● **Records for this exercise**:
════════
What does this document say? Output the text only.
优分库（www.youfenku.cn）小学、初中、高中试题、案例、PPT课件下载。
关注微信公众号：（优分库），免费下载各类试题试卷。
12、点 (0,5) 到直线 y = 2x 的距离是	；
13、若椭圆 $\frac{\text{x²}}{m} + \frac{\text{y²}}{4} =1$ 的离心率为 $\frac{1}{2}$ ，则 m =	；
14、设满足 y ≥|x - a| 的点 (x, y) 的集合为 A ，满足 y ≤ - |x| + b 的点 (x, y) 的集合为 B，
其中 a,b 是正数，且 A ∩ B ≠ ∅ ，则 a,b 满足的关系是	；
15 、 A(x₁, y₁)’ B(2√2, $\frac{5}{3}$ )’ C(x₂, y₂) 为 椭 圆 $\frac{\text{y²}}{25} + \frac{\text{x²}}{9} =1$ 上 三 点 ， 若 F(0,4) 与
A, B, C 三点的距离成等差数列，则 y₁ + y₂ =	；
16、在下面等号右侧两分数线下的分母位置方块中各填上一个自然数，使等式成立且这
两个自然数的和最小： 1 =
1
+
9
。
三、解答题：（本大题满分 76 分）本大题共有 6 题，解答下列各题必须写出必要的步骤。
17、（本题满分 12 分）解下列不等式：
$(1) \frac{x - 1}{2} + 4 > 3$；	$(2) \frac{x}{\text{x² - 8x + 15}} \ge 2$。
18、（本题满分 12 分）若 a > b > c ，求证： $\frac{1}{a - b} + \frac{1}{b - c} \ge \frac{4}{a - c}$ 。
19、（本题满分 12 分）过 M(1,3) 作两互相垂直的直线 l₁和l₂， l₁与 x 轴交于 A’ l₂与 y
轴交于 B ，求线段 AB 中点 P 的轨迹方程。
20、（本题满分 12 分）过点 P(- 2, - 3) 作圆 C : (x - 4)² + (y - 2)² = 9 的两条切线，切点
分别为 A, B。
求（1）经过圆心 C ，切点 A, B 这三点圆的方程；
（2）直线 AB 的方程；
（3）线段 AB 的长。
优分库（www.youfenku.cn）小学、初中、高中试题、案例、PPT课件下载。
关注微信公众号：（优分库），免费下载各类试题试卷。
════════
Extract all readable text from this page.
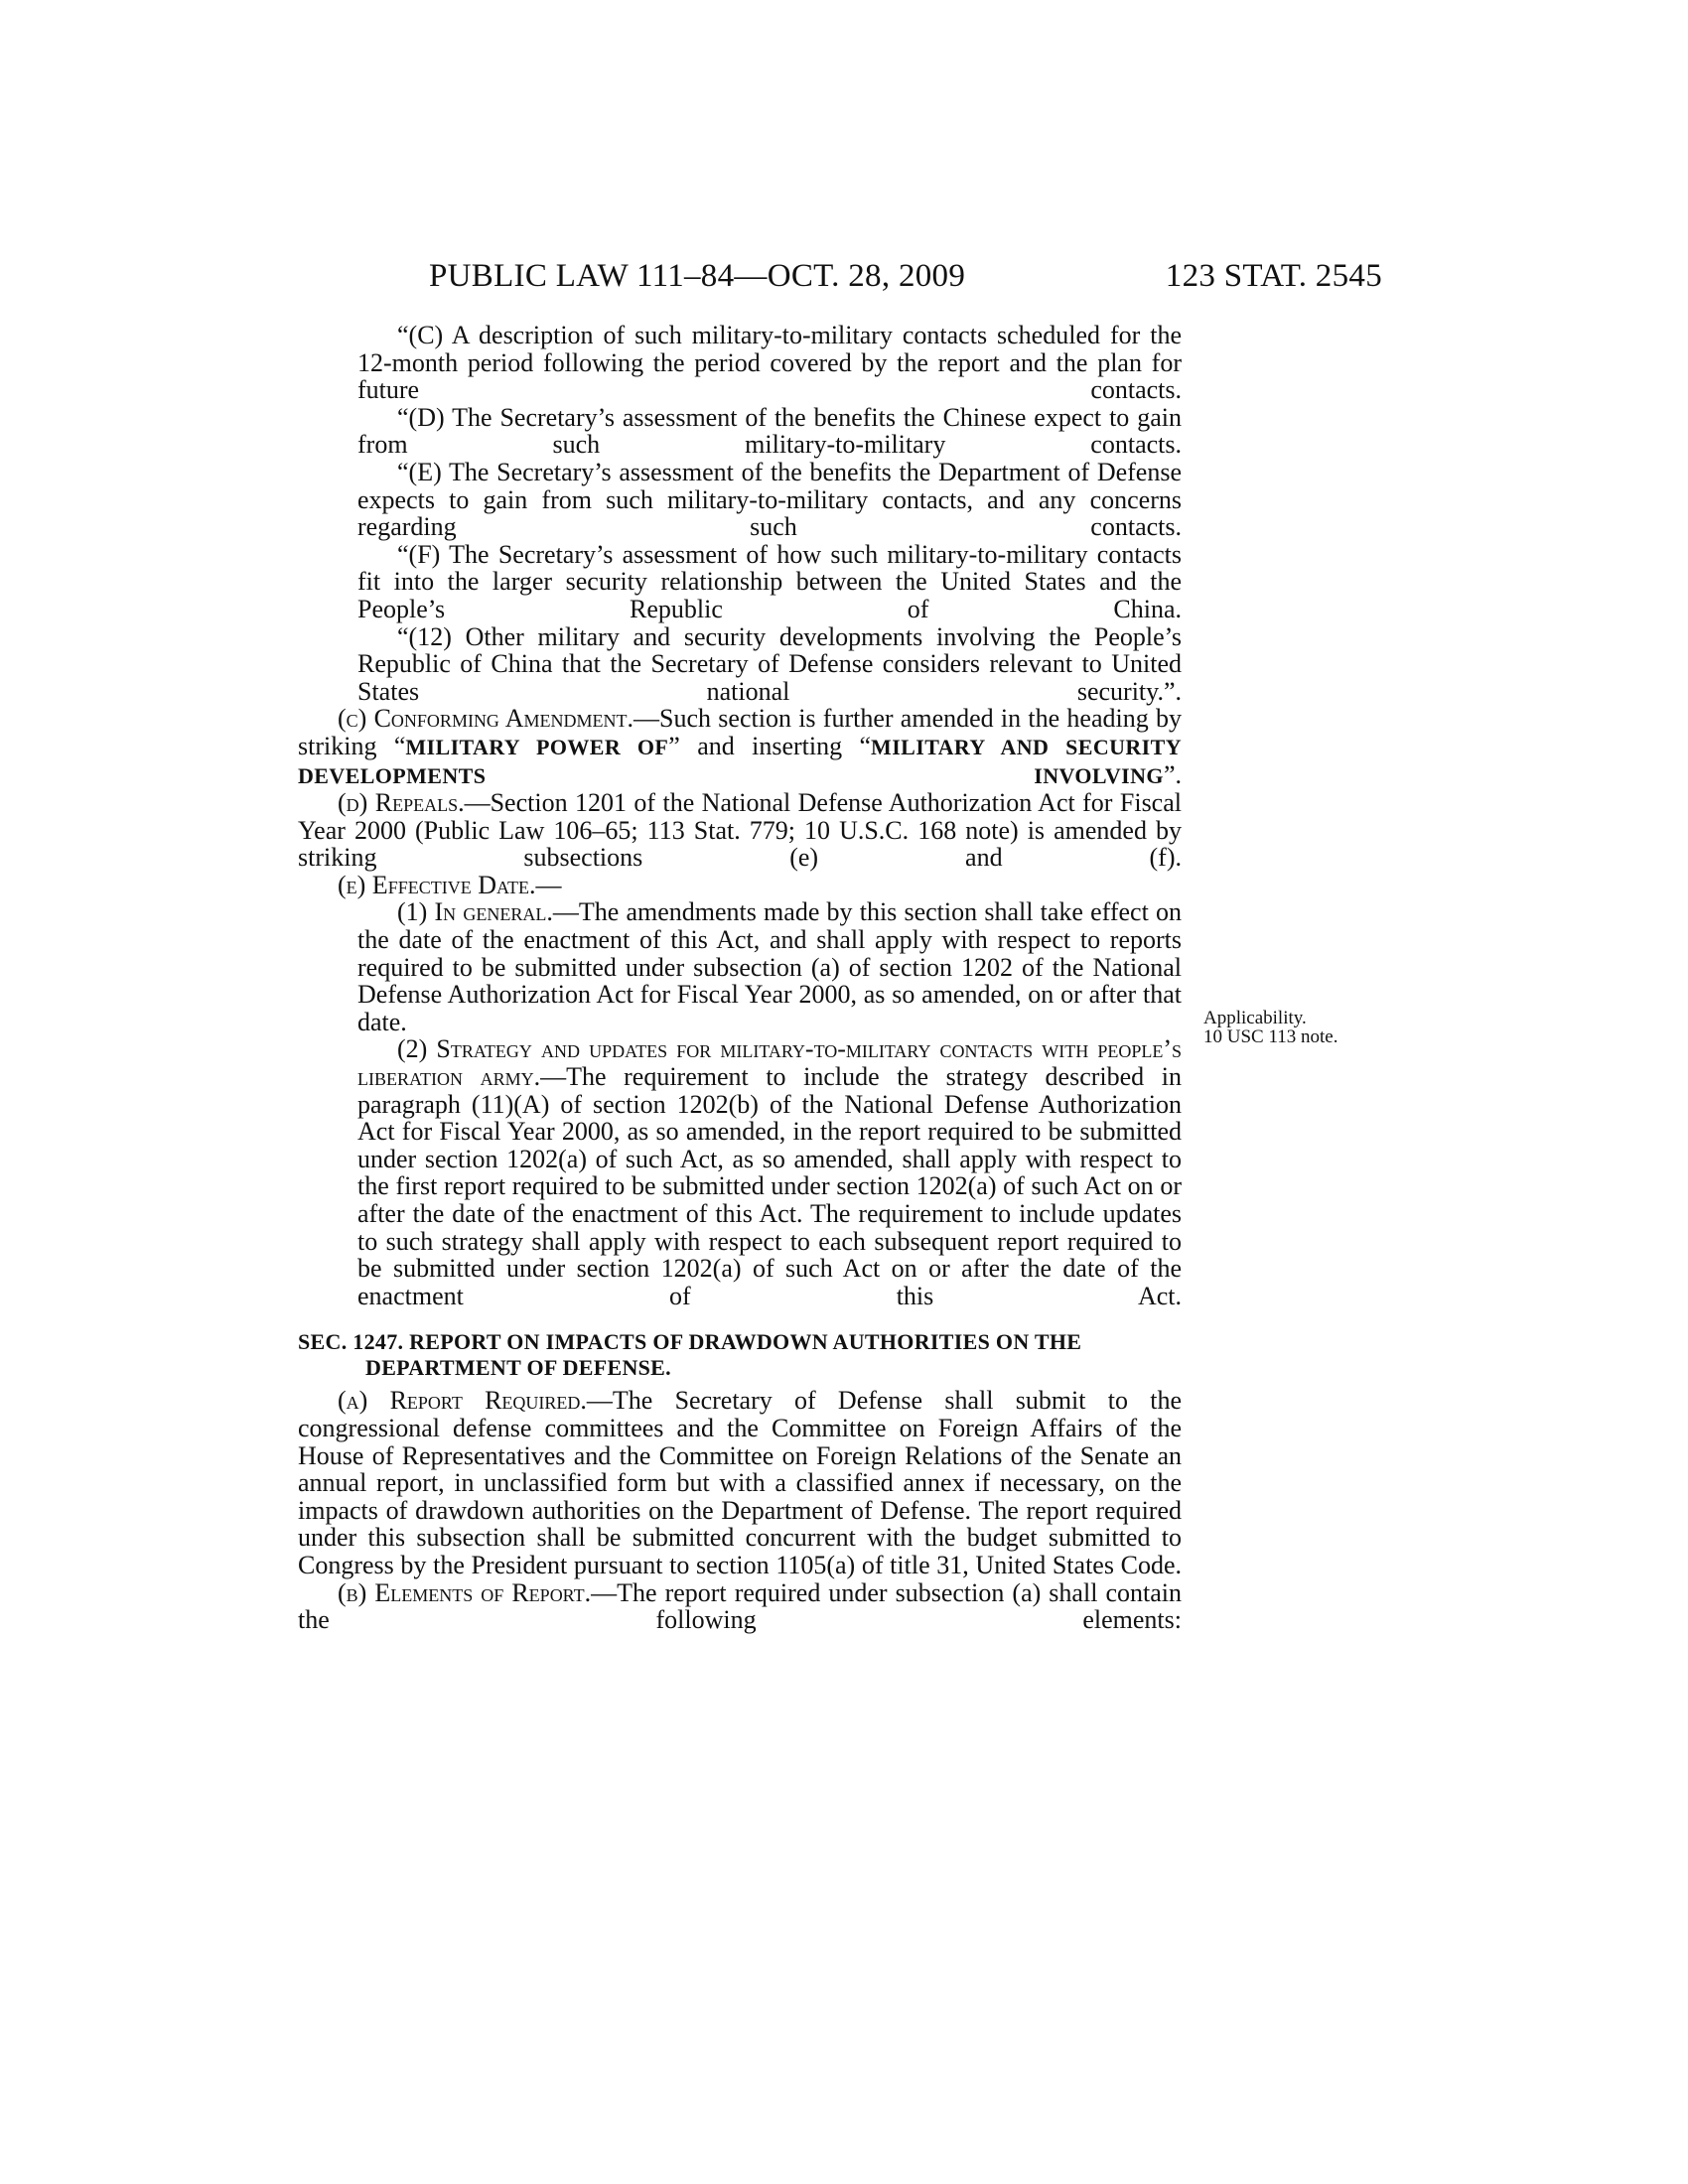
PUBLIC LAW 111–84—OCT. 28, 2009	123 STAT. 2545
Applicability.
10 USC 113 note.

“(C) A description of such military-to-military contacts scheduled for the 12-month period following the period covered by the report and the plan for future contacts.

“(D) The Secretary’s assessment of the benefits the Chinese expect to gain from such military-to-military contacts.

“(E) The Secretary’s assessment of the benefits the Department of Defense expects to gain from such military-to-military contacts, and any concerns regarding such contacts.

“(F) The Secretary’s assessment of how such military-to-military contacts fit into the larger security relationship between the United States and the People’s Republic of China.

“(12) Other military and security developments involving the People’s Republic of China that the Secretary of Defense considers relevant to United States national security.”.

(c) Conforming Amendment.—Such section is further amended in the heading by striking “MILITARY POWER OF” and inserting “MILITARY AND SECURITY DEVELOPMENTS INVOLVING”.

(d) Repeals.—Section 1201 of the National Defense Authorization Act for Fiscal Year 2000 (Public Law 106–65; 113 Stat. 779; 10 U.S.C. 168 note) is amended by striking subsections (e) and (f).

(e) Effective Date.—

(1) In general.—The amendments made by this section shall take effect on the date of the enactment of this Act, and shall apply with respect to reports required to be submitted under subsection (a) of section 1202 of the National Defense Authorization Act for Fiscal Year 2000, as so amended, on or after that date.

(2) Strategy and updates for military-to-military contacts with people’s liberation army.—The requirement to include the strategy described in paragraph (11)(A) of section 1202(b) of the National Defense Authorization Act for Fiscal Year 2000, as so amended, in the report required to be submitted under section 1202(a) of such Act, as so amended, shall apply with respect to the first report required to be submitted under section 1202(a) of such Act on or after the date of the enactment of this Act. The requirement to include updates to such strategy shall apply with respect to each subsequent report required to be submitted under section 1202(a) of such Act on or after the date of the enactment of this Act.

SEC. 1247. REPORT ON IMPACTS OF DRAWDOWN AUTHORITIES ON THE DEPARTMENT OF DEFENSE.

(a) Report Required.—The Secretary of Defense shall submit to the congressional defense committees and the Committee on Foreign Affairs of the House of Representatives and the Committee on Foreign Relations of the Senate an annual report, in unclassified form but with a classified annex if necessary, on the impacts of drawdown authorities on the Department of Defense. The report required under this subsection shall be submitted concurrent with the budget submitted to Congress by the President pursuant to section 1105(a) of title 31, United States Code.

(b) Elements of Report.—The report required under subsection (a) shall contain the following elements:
════════
● **Task goal**:
Take each line of the material that contains the word "text" and list it.

● **Solved exercise**:
What does this document say? Output the text only.
13、若椭圆 $\frac{\text{x²}}{m} + \frac{\text{y²}}{4} =1$ 的离心率为 $\frac{1}{2}$ ，则 m =	；
15 、 A(x₁, y₁)’ B(2√2, $\frac{5}{3}$ )’ C(x₂, y₂) 为 椭 圆 $\frac{\text{y²}}{25} + \frac{\text{x²}}{9} =1$ 上 三 点 ， 若 F(0,4) 与
$(1) \frac{x - 1}{2} + 4 > 3$；	$(2) \frac{x}{\text{x² - 8x + 15}} \ge 2$。
Extract all readable text from this page.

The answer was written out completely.